§ Written exercise:
Rewrite the rows below, changing each "chevron-down-icon" to "caret-down-icon" and leaving every other character as it is.

Dataset records
*-*-*

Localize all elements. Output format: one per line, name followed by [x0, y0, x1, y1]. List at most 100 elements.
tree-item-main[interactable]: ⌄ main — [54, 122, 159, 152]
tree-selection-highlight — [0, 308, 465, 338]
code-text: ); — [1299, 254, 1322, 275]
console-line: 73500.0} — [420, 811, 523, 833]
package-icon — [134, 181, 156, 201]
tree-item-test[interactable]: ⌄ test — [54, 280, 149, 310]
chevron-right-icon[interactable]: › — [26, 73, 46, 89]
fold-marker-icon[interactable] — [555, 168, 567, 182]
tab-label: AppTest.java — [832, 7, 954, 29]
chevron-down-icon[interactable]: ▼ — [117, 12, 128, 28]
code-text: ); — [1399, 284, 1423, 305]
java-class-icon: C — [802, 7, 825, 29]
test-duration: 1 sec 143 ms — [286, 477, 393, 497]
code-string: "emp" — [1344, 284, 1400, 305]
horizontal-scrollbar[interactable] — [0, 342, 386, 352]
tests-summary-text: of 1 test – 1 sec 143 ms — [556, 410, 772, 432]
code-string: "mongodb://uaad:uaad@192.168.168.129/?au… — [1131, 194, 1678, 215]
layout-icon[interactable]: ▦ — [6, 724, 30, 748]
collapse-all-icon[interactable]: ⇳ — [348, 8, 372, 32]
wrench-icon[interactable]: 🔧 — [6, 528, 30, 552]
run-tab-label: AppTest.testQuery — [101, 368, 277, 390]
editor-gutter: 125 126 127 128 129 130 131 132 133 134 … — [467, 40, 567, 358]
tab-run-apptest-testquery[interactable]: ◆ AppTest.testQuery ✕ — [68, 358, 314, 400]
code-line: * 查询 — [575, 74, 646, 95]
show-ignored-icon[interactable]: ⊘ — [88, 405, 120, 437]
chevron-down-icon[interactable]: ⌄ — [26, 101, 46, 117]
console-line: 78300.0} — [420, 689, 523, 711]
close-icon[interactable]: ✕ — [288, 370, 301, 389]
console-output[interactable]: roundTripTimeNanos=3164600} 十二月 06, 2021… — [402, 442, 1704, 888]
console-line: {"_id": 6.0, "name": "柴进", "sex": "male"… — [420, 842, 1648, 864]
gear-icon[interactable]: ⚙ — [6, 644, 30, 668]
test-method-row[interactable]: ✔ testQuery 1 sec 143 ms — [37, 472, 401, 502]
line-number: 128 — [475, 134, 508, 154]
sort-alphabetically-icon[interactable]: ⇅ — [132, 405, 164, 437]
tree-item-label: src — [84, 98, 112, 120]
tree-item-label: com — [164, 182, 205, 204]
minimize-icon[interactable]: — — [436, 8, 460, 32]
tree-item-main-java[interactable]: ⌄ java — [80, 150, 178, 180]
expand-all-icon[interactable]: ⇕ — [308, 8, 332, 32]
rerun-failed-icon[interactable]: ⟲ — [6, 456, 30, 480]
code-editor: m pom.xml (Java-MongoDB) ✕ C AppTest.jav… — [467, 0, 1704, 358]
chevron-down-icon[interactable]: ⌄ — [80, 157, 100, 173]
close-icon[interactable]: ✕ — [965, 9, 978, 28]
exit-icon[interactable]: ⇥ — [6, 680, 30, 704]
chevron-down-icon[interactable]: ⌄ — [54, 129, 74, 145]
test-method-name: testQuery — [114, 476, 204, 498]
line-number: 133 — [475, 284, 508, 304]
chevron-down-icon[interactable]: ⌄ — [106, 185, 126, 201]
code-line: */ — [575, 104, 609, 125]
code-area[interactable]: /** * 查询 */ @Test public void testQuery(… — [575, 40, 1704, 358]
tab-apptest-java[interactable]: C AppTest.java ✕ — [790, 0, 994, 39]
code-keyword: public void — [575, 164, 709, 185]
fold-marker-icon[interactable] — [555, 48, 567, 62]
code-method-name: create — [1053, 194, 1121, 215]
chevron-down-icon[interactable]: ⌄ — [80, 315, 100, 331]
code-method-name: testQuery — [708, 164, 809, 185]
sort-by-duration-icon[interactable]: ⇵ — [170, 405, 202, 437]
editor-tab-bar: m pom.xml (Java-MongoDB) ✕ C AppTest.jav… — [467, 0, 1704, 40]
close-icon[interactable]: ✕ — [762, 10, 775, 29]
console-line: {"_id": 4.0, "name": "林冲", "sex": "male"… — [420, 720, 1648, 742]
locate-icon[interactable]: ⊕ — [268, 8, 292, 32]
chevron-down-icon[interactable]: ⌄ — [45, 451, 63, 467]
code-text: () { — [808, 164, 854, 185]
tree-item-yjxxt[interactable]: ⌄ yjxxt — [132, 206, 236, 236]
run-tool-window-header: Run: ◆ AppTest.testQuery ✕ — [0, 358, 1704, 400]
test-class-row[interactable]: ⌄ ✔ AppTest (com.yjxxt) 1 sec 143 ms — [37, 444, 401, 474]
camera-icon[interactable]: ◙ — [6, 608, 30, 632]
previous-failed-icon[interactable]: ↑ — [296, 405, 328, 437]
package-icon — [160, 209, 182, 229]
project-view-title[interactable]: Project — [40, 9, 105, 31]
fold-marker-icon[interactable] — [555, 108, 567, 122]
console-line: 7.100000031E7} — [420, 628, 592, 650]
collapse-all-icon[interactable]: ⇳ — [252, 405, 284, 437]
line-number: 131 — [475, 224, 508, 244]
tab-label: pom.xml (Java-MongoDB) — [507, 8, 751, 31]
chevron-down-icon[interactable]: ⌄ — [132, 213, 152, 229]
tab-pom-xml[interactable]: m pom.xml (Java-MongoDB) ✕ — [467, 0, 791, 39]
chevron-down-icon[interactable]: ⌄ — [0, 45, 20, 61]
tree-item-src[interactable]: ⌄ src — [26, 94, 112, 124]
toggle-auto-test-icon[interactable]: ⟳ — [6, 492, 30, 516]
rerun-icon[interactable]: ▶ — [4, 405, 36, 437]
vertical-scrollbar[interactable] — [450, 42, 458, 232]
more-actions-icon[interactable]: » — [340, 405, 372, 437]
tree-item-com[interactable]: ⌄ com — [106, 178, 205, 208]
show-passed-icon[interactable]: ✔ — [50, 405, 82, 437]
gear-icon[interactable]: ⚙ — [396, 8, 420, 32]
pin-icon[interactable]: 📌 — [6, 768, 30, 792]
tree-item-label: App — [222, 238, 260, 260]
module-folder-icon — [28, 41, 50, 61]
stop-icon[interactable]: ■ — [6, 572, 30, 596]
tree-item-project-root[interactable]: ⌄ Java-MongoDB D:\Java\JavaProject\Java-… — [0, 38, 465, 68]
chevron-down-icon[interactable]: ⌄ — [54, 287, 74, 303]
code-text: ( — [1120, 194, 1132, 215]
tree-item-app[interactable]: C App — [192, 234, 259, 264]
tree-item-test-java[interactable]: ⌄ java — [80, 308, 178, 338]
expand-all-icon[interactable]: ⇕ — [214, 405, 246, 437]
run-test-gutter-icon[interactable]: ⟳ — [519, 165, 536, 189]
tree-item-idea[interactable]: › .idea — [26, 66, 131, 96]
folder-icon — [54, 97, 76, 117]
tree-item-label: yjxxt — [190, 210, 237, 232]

*-*-*

§ Answer below:
Localize all elements. Output format: one per line, name followed by [x0, y0, x1, y1]. List at most 100 elements.
tree-item-main[interactable]: ⌄ main — [54, 122, 159, 152]
tree-selection-highlight — [0, 308, 465, 338]
code-text: ); — [1299, 254, 1322, 275]
console-line: 73500.0} — [420, 811, 523, 833]
package-icon — [134, 181, 156, 201]
tree-item-test[interactable]: ⌄ test — [54, 280, 149, 310]
chevron-right-icon[interactable]: › — [26, 73, 46, 89]
fold-marker-icon[interactable] — [555, 168, 567, 182]
tab-label: AppTest.java — [832, 7, 954, 29]
caret-down-icon[interactable]: ▼ — [117, 12, 128, 28]
code-text: ); — [1399, 284, 1423, 305]
java-class-icon: C — [802, 7, 825, 29]
test-duration: 1 sec 143 ms — [286, 477, 393, 497]
code-string: "emp" — [1344, 284, 1400, 305]
horizontal-scrollbar[interactable] — [0, 342, 386, 352]
tests-summary-text: of 1 test – 1 sec 143 ms — [556, 410, 772, 432]
code-string: "mongodb://uaad:uaad@192.168.168.129/?au… — [1131, 194, 1678, 215]
layout-icon[interactable]: ▦ — [6, 724, 30, 748]
collapse-all-icon[interactable]: ⇳ — [348, 8, 372, 32]
wrench-icon[interactable]: 🔧 — [6, 528, 30, 552]
run-tab-label: AppTest.testQuery — [101, 368, 277, 390]
editor-gutter: 125 126 127 128 129 130 131 132 133 134 … — [467, 40, 567, 358]
tab-run-apptest-testquery[interactable]: ◆ AppTest.testQuery ✕ — [68, 358, 314, 400]
code-line: * 查询 — [575, 74, 646, 95]
show-ignored-icon[interactable]: ⊘ — [88, 405, 120, 437]
caret-down-icon[interactable]: ⌄ — [26, 101, 46, 117]
console-line: 78300.0} — [420, 689, 523, 711]
close-icon[interactable]: ✕ — [288, 370, 301, 389]
console-output[interactable]: roundTripTimeNanos=3164600} 十二月 06, 2021… — [402, 442, 1704, 888]
console-line: {"_id": 6.0, "name": "柴进", "sex": "male"… — [420, 842, 1648, 864]
gear-icon[interactable]: ⚙ — [6, 644, 30, 668]
test-method-row[interactable]: ✔ testQuery 1 sec 143 ms — [37, 472, 401, 502]
line-number: 128 — [475, 134, 508, 154]
sort-alphabetically-icon[interactable]: ⇅ — [132, 405, 164, 437]
tree-item-label: src — [84, 98, 112, 120]
tree-item-label: com — [164, 182, 205, 204]
minimize-icon[interactable]: — — [436, 8, 460, 32]
tree-item-main-java[interactable]: ⌄ java — [80, 150, 178, 180]
expand-all-icon[interactable]: ⇕ — [308, 8, 332, 32]
rerun-failed-icon[interactable]: ⟲ — [6, 456, 30, 480]
code-editor: m pom.xml (Java-MongoDB) ✕ C AppTest.jav… — [467, 0, 1704, 358]
caret-down-icon[interactable]: ⌄ — [80, 157, 100, 173]
close-icon[interactable]: ✕ — [965, 9, 978, 28]
exit-icon[interactable]: ⇥ — [6, 680, 30, 704]
caret-down-icon[interactable]: ⌄ — [54, 129, 74, 145]
test-method-name: testQuery — [114, 476, 204, 498]
line-number: 133 — [475, 284, 508, 304]
caret-down-icon[interactable]: ⌄ — [106, 185, 126, 201]
code-line: */ — [575, 104, 609, 125]
code-area[interactable]: /** * 查询 */ @Test public void testQuery(… — [575, 40, 1704, 358]
tab-apptest-java[interactable]: C AppTest.java ✕ — [790, 0, 994, 39]
code-keyword: public void — [575, 164, 709, 185]
fold-marker-icon[interactable] — [555, 48, 567, 62]
code-method-name: create — [1053, 194, 1121, 215]
caret-down-icon[interactable]: ⌄ — [80, 315, 100, 331]
code-method-name: testQuery — [708, 164, 809, 185]
sort-by-duration-icon[interactable]: ⇵ — [170, 405, 202, 437]
editor-tab-bar: m pom.xml (Java-MongoDB) ✕ C AppTest.jav… — [467, 0, 1704, 40]
close-icon[interactable]: ✕ — [762, 10, 775, 29]
console-line: {"_id": 4.0, "name": "林冲", "sex": "male"… — [420, 720, 1648, 742]
locate-icon[interactable]: ⊕ — [268, 8, 292, 32]
caret-down-icon[interactable]: ⌄ — [45, 451, 63, 467]
code-text: () { — [808, 164, 854, 185]
tree-item-yjxxt[interactable]: ⌄ yjxxt — [132, 206, 236, 236]
run-tool-window-header: Run: ◆ AppTest.testQuery ✕ — [0, 358, 1704, 400]
test-class-row[interactable]: ⌄ ✔ AppTest (com.yjxxt) 1 sec 143 ms — [37, 444, 401, 474]
camera-icon[interactable]: ◙ — [6, 608, 30, 632]
previous-failed-icon[interactable]: ↑ — [296, 405, 328, 437]
package-icon — [160, 209, 182, 229]
project-view-title[interactable]: Project — [40, 9, 105, 31]
fold-marker-icon[interactable] — [555, 108, 567, 122]
console-line: 7.100000031E7} — [420, 628, 592, 650]
collapse-all-icon[interactable]: ⇳ — [252, 405, 284, 437]
line-number: 131 — [475, 224, 508, 244]
tab-label: pom.xml (Java-MongoDB) — [507, 8, 751, 31]
caret-down-icon[interactable]: ⌄ — [132, 213, 152, 229]
tab-pom-xml[interactable]: m pom.xml (Java-MongoDB) ✕ — [467, 0, 791, 39]
caret-down-icon[interactable]: ⌄ — [0, 45, 20, 61]
tree-item-src[interactable]: ⌄ src — [26, 94, 112, 124]
toggle-auto-test-icon[interactable]: ⟳ — [6, 492, 30, 516]
rerun-icon[interactable]: ▶ — [4, 405, 36, 437]
vertical-scrollbar[interactable] — [450, 42, 458, 232]
more-actions-icon[interactable]: » — [340, 405, 372, 437]
tree-item-com[interactable]: ⌄ com — [106, 178, 205, 208]
show-passed-icon[interactable]: ✔ — [50, 405, 82, 437]
gear-icon[interactable]: ⚙ — [396, 8, 420, 32]
pin-icon[interactable]: 📌 — [6, 768, 30, 792]
tree-item-label: App — [222, 238, 260, 260]
module-folder-icon — [28, 41, 50, 61]
stop-icon[interactable]: ■ — [6, 572, 30, 596]
tree-item-project-root[interactable]: ⌄ Java-MongoDB D:\Java\JavaProject\Java-… — [0, 38, 465, 68]
caret-down-icon[interactable]: ⌄ — [54, 287, 74, 303]
code-text: ( — [1120, 194, 1132, 215]
tree-item-app[interactable]: C App — [192, 234, 259, 264]
tree-item-test-java[interactable]: ⌄ java — [80, 308, 178, 338]
expand-all-icon[interactable]: ⇕ — [214, 405, 246, 437]
run-test-gutter-icon[interactable]: ⟳ — [519, 165, 536, 189]
tree-item-idea[interactable]: › .idea — [26, 66, 131, 96]
folder-icon — [54, 97, 76, 117]
tree-item-label: yjxxt — [190, 210, 237, 232]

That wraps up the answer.